(Exercise brief) Omit the pictures from the entries below and retype everything else exactly.

(Task data)
'''
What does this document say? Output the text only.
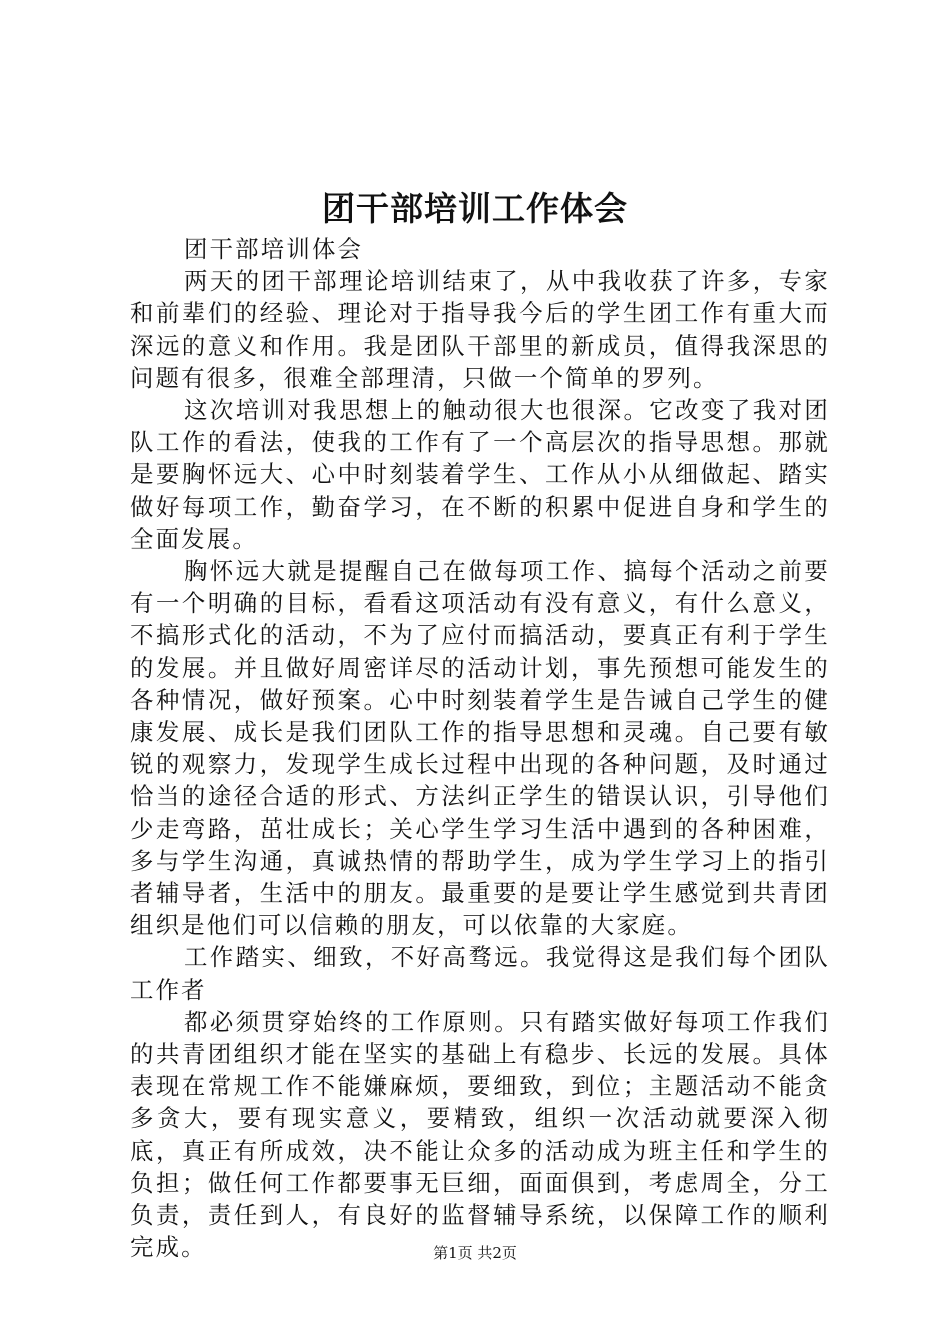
团干部培训工作体会

团干部培训体会

两天的团干部理论培训结束了，从中我收获了许多，专家和前辈们的经验、理论对于指导我今后的学生团工作有重大而深远的意义和作用。我是团队干部里的新成员，值得我深思的问题有很多，很难全部理清，只做一个简单的罗列。

这次培训对我思想上的触动很大也很深。它改变了我对团队工作的看法，使我的工作有了一个高层次的指导思想。那就是要胸怀远大、心中时刻装着学生、工作从小从细做起、踏实做好每项工作，勤奋学习，在不断的积累中促进自身和学生的全面发展。

胸怀远大就是提醒自己在做每项工作、搞每个活动之前要有一个明确的目标，看看这项活动有没有意义，有什么意义，不搞形式化的活动，不为了应付而搞活动，要真正有利于学生的发展。并且做好周密详尽的活动计划，事先预想可能发生的各种情况，做好预案。心中时刻装着学生是告诫自己学生的健康发展、成长是我们团队工作的指导思想和灵魂。自己要有敏锐的观察力，发现学生成长过程中出现的各种问题，及时通过恰当的途径合适的形式、方法纠正学生的错误认识，引导他们少走弯路，茁壮成长；关心学生学习生活中遇到的各种困难，多与学生沟通，真诚热情的帮助学生，成为学生学习上的指引者辅导者，生活中的朋友。最重要的是要让学生感觉到共青团组织是他们可以信赖的朋友，可以依靠的大家庭。

工作踏实、细致，不好高骛远。我觉得这是我们每个团队工作者

都必须贯穿始终的工作原则。只有踏实做好每项工作我们的共青团组织才能在坚实的基础上有稳步、长远的发展。具体表现在常规工作不能嫌麻烦，要细致，到位；主题活动不能贪多贪大，要有现实意义，要精致，组织一次活动就要深入彻底，真正有所成效，决不能让众多的活动成为班主任和学生的负担；做任何工作都要事无巨细，面面俱到，考虑周全，分工负责，责任到人，有良好的监督辅导系统，以保障工作的顺利完成。	第1页 共2页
'''
(Task result)
What does this document say? Output the text only.
团干部培训工作体会

团干部培训体会

两天的团干部理论培训结束了，从中我收获了许多，专家和前辈们的经验、理论对于指导我今后的学生团工作有重大而深远的意义和作用。我是团队干部里的新成员，值得我深思的问题有很多，很难全部理清，只做一个简单的罗列。

这次培训对我思想上的触动很大也很深。它改变了我对团队工作的看法，使我的工作有了一个高层次的指导思想。那就是要胸怀远大、心中时刻装着学生、工作从小从细做起、踏实做好每项工作，勤奋学习，在不断的积累中促进自身和学生的全面发展。

胸怀远大就是提醒自己在做每项工作、搞每个活动之前要有一个明确的目标，看看这项活动有没有意义，有什么意义，不搞形式化的活动，不为了应付而搞活动，要真正有利于学生的发展。并且做好周密详尽的活动计划，事先预想可能发生的各种情况，做好预案。心中时刻装着学生是告诫自己学生的健康发展、成长是我们团队工作的指导思想和灵魂。自己要有敏锐的观察力，发现学生成长过程中出现的各种问题，及时通过恰当的途径合适的形式、方法纠正学生的错误认识，引导他们少走弯路，茁壮成长；关心学生学习生活中遇到的各种困难，多与学生沟通，真诚热情的帮助学生，成为学生学习上的指引者辅导者，生活中的朋友。最重要的是要让学生感觉到共青团组织是他们可以信赖的朋友，可以依靠的大家庭。

工作踏实、细致，不好高骛远。我觉得这是我们每个团队工作者

都必须贯穿始终的工作原则。只有踏实做好每项工作我们的共青团组织才能在坚实的基础上有稳步、长远的发展。具体表现在常规工作不能嫌麻烦，要细致，到位；主题活动不能贪多贪大，要有现实意义，要精致，组织一次活动就要深入彻底，真正有所成效，决不能让众多的活动成为班主任和学生的负担；做任何工作都要事无巨细，面面俱到，考虑周全，分工负责，责任到人，有良好的监督辅导系统，以保障工作的顺利完成。	第1页 共2页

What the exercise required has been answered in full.